#### Task requirements:
Collect all the lines that mention the word "amplitude".

#### Records to use:

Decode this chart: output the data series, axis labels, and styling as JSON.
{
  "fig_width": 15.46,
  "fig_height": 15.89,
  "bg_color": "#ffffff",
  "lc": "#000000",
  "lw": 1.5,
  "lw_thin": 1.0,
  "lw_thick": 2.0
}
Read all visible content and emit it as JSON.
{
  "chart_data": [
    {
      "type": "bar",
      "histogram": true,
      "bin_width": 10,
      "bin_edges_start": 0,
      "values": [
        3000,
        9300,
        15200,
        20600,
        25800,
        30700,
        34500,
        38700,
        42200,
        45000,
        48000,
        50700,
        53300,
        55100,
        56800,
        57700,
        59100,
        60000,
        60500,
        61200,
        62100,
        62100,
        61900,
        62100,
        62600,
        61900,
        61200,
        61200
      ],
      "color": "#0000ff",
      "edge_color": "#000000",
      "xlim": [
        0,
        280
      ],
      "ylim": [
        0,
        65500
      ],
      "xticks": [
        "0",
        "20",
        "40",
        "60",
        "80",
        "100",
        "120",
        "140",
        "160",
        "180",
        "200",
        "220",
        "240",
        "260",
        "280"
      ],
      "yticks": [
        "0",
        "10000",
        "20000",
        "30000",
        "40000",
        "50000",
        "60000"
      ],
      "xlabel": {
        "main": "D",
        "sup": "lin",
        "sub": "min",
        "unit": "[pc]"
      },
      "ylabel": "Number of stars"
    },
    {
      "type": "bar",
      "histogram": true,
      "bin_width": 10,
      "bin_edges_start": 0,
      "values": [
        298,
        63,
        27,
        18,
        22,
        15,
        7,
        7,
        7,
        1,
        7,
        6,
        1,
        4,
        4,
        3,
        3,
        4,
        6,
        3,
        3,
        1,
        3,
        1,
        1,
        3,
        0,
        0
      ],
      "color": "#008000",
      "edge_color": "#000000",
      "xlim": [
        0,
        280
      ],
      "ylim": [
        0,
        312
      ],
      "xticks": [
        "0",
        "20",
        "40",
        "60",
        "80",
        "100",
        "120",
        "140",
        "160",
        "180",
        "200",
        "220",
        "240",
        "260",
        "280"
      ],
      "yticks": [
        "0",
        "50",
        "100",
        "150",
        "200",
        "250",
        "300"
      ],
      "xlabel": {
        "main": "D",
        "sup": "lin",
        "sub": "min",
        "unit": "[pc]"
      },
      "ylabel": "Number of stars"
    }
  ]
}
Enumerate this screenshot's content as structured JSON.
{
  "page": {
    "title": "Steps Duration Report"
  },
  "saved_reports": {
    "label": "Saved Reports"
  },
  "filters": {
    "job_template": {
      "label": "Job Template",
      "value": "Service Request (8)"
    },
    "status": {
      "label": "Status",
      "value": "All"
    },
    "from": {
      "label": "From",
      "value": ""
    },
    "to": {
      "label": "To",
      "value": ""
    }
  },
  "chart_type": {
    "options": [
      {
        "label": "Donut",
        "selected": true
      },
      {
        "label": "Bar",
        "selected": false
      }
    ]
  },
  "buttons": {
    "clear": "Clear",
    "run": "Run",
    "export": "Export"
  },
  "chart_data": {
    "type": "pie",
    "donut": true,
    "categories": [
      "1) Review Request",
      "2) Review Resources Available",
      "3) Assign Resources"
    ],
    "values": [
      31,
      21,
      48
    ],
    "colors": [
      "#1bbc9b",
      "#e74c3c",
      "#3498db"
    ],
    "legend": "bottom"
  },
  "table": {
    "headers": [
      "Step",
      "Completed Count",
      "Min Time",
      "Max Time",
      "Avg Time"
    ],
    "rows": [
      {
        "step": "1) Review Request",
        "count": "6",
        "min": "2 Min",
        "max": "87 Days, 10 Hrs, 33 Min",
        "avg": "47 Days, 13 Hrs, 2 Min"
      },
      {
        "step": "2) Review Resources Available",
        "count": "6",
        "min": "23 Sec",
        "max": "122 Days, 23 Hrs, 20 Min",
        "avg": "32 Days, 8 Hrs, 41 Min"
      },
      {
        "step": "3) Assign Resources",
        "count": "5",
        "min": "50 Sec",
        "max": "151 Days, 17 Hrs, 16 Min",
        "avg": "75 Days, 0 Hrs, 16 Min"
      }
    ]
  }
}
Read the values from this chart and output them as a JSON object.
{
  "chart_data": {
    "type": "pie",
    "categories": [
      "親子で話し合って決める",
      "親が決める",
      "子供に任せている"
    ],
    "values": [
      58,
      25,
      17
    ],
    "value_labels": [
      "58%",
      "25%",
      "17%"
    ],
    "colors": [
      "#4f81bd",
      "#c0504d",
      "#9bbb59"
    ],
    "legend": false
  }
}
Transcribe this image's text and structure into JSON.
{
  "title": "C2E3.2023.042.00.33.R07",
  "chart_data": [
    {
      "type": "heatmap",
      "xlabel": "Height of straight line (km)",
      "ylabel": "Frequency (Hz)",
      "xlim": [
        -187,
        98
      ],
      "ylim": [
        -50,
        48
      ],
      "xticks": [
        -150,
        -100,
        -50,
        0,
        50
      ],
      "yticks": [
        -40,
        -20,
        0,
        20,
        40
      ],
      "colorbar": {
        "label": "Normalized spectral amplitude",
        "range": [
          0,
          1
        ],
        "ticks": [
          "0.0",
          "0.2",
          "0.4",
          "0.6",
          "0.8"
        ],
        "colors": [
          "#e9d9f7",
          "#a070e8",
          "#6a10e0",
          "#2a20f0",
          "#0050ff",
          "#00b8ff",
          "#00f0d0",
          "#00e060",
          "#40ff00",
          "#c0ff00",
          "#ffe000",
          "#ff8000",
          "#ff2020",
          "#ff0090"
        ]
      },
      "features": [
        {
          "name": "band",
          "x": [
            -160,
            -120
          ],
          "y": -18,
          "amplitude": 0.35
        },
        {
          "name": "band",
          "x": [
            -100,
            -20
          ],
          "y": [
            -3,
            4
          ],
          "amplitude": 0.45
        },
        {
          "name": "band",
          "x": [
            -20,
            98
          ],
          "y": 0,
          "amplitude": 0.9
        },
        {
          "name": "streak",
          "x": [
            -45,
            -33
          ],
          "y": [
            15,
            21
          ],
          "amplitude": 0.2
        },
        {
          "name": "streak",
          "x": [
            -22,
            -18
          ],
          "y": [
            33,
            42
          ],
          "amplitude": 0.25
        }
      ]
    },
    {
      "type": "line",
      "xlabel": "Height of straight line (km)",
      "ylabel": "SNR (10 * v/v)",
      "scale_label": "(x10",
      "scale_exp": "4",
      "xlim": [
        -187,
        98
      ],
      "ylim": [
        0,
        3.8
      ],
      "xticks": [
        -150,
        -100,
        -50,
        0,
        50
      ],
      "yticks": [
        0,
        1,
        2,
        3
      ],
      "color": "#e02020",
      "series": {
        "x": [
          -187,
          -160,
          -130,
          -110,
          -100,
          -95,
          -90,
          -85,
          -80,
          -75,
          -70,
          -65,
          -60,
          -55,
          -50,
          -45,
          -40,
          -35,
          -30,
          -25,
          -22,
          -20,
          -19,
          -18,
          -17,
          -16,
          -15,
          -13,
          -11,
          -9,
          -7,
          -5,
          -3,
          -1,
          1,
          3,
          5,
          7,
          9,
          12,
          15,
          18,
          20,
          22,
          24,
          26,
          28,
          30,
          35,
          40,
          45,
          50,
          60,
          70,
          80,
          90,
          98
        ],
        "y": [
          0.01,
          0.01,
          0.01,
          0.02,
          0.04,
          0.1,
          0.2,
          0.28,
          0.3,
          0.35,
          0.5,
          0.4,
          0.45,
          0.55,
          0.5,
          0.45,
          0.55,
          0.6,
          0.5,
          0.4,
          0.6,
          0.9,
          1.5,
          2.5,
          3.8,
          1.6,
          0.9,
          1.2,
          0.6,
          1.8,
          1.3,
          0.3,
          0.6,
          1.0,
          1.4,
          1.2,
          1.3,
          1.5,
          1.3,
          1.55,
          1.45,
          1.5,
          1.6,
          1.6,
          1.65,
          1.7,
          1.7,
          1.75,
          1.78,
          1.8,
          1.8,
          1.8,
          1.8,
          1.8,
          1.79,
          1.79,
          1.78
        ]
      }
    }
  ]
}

#### Task output:
        "label": "Normalized spectral amplitude",
          "amplitude": 0.35
          "amplitude": 0.45
          "amplitude": 0.9
          "amplitude": 0.2
          "amplitude": 0.25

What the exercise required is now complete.